[Task directions] Repeat, exactly and only, the lines from the one containing "Parse this screenshot: output" to the last line, inclusive; do not repeat the pictures.

[The input]

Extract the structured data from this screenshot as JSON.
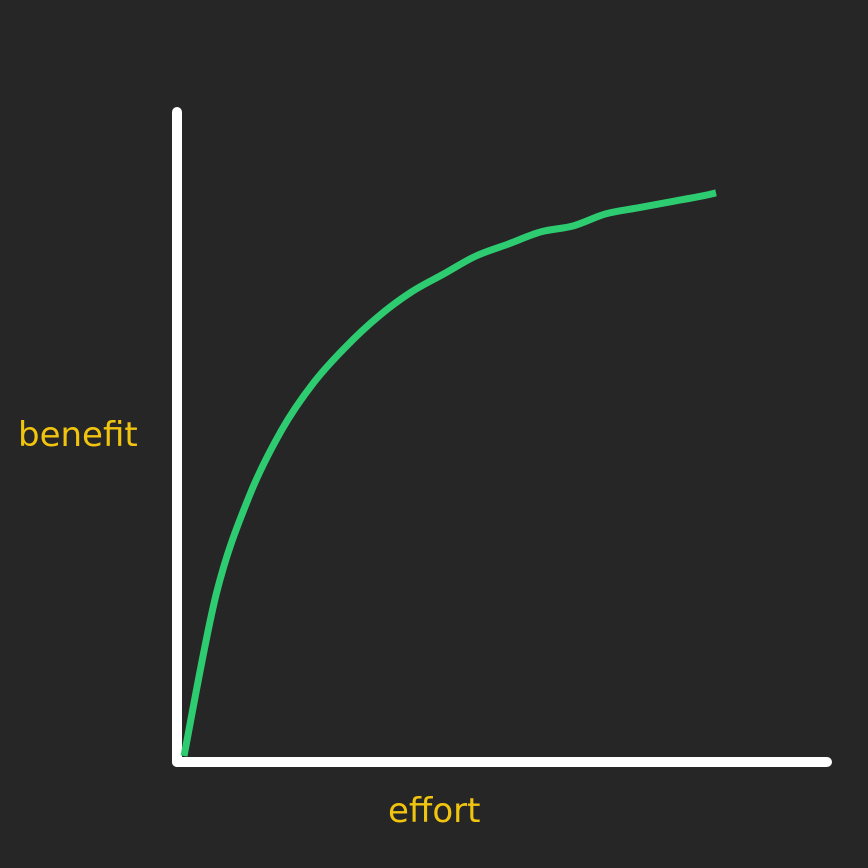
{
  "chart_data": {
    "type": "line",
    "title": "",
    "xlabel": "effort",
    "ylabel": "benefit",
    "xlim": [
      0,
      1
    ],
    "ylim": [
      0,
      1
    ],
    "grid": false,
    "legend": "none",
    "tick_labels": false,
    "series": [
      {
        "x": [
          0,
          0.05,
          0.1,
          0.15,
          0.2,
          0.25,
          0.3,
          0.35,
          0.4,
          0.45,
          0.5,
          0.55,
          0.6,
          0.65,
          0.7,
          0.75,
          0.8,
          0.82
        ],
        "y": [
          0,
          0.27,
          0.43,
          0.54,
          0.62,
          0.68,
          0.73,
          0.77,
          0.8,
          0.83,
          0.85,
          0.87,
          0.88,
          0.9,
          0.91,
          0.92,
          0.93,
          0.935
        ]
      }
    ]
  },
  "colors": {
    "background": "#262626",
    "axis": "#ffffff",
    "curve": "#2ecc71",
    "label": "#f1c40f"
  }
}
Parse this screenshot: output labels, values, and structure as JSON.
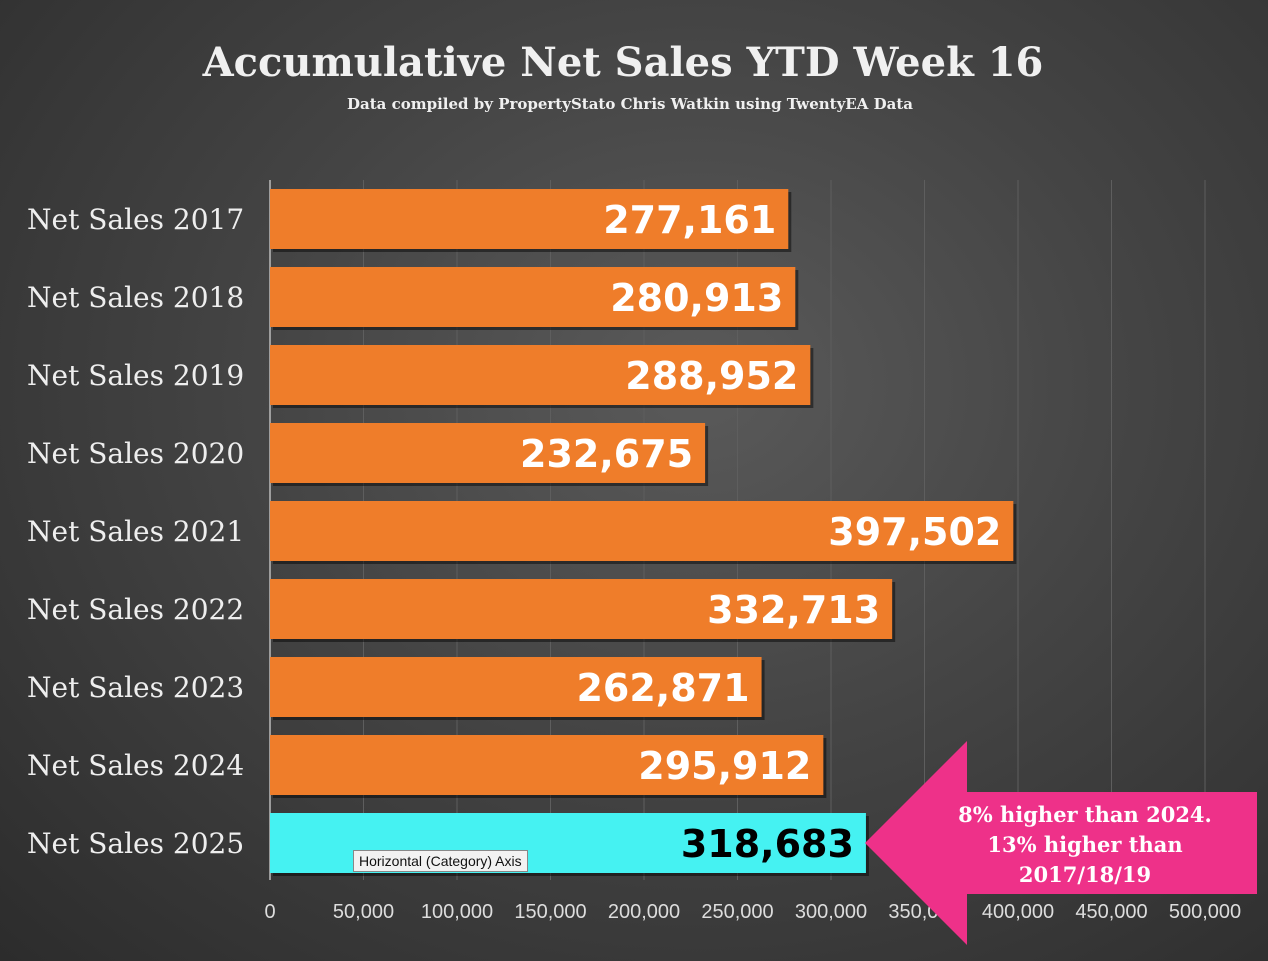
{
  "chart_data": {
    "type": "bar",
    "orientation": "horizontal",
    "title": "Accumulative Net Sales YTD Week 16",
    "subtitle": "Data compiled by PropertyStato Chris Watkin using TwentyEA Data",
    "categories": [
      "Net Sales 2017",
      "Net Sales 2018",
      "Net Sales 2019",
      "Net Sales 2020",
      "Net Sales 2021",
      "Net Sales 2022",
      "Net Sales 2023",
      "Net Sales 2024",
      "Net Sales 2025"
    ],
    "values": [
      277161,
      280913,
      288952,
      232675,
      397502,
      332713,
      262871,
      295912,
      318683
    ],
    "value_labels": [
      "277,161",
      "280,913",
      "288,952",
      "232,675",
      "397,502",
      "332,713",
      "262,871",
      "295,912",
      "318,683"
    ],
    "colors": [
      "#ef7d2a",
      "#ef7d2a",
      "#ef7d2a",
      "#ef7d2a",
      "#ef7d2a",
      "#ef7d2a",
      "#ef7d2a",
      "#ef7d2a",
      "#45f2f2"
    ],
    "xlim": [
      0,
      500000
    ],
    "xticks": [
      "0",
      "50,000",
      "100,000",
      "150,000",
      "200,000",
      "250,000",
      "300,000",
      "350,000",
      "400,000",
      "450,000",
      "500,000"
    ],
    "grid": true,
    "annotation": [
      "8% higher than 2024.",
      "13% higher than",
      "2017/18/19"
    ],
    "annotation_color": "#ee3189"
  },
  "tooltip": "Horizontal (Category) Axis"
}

[Expected answer]
Parse this screenshot: output labels, values, and structure as JSON.
{
  "chart_data": {
    "type": "bar",
    "orientation": "horizontal",
    "title": "Accumulative Net Sales YTD Week 16",
    "subtitle": "Data compiled by PropertyStato Chris Watkin using TwentyEA Data",
    "categories": [
      "Net Sales 2017",
      "Net Sales 2018",
      "Net Sales 2019",
      "Net Sales 2020",
      "Net Sales 2021",
      "Net Sales 2022",
      "Net Sales 2023",
      "Net Sales 2024",
      "Net Sales 2025"
    ],
    "values": [
      277161,
      280913,
      288952,
      232675,
      397502,
      332713,
      262871,
      295912,
      318683
    ],
    "value_labels": [
      "277,161",
      "280,913",
      "288,952",
      "232,675",
      "397,502",
      "332,713",
      "262,871",
      "295,912",
      "318,683"
    ],
    "colors": [
      "#ef7d2a",
      "#ef7d2a",
      "#ef7d2a",
      "#ef7d2a",
      "#ef7d2a",
      "#ef7d2a",
      "#ef7d2a",
      "#ef7d2a",
      "#45f2f2"
    ],
    "xlim": [
      0,
      500000
    ],
    "xticks": [
      "0",
      "50,000",
      "100,000",
      "150,000",
      "200,000",
      "250,000",
      "300,000",
      "350,000",
      "400,000",
      "450,000",
      "500,000"
    ],
    "grid": true,
    "annotation": [
      "8% higher than 2024.",
      "13% higher than",
      "2017/18/19"
    ],
    "annotation_color": "#ee3189"
  },
  "tooltip": "Horizontal (Category) Axis"
}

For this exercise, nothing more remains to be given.